§ **Stated goal**:
Report how many lines contain "from"; state the number and nothing else.

Chart and figure data
****************

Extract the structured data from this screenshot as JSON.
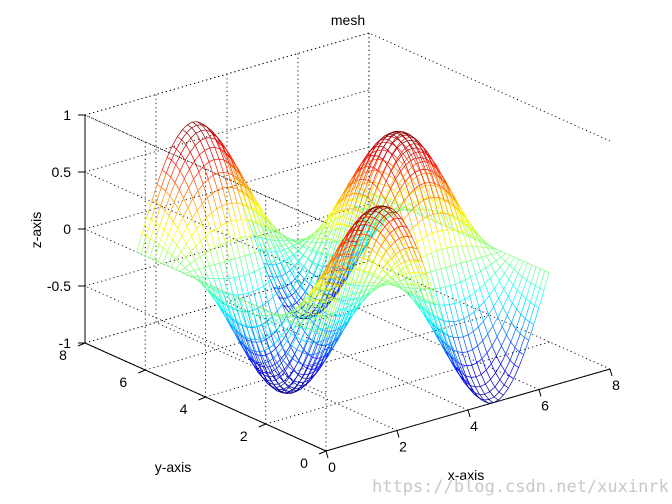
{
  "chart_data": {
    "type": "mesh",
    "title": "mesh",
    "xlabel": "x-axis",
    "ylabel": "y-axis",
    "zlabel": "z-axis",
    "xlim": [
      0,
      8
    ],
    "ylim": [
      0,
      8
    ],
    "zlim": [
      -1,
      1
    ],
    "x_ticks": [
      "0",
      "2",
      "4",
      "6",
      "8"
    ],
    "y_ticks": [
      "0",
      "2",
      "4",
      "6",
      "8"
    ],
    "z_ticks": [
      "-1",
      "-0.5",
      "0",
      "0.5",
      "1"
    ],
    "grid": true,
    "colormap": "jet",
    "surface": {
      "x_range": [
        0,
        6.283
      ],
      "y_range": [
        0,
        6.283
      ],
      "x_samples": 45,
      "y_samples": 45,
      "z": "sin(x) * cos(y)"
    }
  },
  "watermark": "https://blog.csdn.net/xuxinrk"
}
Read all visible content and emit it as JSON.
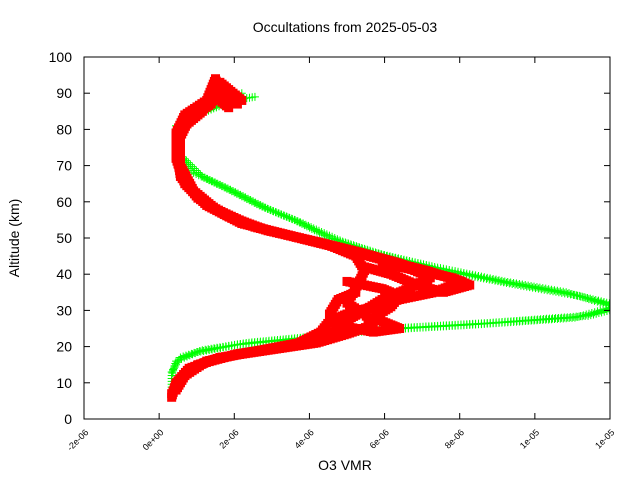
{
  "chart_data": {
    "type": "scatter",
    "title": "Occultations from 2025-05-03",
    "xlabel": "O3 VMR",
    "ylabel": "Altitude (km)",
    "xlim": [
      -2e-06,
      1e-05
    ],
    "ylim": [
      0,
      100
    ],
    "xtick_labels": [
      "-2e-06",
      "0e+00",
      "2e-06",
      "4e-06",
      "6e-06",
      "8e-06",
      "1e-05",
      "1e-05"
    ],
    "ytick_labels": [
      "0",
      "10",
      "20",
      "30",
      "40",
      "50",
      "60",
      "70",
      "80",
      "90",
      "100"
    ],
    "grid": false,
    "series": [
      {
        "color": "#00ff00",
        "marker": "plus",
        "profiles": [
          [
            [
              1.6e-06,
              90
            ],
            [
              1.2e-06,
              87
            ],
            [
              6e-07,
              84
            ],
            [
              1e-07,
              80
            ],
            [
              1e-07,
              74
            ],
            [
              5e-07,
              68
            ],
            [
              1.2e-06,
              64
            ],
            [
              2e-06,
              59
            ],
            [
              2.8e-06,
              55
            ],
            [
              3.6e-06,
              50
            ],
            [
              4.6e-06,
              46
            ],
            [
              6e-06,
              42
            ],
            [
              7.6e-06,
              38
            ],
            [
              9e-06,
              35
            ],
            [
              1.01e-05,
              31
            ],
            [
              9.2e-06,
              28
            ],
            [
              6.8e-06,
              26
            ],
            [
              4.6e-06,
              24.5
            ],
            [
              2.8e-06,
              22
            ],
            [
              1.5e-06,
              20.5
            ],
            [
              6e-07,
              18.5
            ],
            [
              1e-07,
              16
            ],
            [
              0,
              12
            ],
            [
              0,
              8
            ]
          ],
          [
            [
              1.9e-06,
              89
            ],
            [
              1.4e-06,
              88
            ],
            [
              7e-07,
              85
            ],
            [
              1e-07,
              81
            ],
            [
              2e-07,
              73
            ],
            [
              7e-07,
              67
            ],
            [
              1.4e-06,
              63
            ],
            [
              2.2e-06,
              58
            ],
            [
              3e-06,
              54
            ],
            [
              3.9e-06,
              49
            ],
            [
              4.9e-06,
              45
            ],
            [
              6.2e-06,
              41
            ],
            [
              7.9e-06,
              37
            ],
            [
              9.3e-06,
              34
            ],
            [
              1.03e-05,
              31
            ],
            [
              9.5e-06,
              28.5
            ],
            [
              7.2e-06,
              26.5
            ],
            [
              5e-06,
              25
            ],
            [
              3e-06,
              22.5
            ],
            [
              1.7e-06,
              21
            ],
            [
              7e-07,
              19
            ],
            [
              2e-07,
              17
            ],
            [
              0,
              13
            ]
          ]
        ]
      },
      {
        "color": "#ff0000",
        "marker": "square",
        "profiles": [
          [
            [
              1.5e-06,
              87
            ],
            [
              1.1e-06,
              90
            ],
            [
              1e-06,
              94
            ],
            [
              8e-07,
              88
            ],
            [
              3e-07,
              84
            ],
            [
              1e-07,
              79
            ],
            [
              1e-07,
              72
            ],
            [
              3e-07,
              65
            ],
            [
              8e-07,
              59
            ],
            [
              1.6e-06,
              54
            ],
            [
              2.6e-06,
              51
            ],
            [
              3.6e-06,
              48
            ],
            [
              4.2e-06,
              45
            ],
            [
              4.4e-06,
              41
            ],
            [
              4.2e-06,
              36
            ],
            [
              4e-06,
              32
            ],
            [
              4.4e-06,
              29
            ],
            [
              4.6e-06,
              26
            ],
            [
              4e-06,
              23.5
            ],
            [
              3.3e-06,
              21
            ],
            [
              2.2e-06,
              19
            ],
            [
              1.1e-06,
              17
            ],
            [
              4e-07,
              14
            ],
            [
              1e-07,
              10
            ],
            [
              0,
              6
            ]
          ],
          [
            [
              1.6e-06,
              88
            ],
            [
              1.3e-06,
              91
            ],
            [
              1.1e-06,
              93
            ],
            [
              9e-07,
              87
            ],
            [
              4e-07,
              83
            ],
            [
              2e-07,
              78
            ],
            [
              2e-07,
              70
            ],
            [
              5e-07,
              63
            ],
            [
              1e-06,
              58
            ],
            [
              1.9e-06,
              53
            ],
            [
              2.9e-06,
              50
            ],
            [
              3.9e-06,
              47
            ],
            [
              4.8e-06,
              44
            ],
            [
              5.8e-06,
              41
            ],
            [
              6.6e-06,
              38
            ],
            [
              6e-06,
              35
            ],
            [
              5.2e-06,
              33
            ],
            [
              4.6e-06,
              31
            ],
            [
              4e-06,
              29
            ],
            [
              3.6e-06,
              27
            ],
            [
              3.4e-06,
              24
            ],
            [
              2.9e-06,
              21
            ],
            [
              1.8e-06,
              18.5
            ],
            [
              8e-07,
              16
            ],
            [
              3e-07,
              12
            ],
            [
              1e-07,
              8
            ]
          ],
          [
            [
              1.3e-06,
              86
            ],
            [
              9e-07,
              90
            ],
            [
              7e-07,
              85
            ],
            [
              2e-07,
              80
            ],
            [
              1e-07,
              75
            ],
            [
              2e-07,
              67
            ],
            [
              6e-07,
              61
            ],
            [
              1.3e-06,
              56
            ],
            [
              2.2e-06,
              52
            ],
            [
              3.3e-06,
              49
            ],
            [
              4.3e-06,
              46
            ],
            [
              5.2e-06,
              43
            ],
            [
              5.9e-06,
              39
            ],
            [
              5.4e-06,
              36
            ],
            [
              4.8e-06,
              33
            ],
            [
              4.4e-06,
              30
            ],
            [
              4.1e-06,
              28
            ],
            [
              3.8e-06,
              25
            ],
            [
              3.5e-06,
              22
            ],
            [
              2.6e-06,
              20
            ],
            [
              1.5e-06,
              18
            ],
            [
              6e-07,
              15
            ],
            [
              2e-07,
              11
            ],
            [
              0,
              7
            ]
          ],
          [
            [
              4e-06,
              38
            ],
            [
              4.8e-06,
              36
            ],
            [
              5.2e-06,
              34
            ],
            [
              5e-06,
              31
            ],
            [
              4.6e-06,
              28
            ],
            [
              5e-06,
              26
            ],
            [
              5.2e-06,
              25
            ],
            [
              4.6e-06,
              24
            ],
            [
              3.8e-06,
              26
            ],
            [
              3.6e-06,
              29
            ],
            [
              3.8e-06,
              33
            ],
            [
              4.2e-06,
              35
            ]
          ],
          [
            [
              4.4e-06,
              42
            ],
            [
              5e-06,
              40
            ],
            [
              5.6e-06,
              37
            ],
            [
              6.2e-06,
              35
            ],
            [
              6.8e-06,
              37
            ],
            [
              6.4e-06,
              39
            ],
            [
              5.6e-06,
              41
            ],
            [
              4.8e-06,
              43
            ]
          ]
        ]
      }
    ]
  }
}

****************

§ **Result**:
2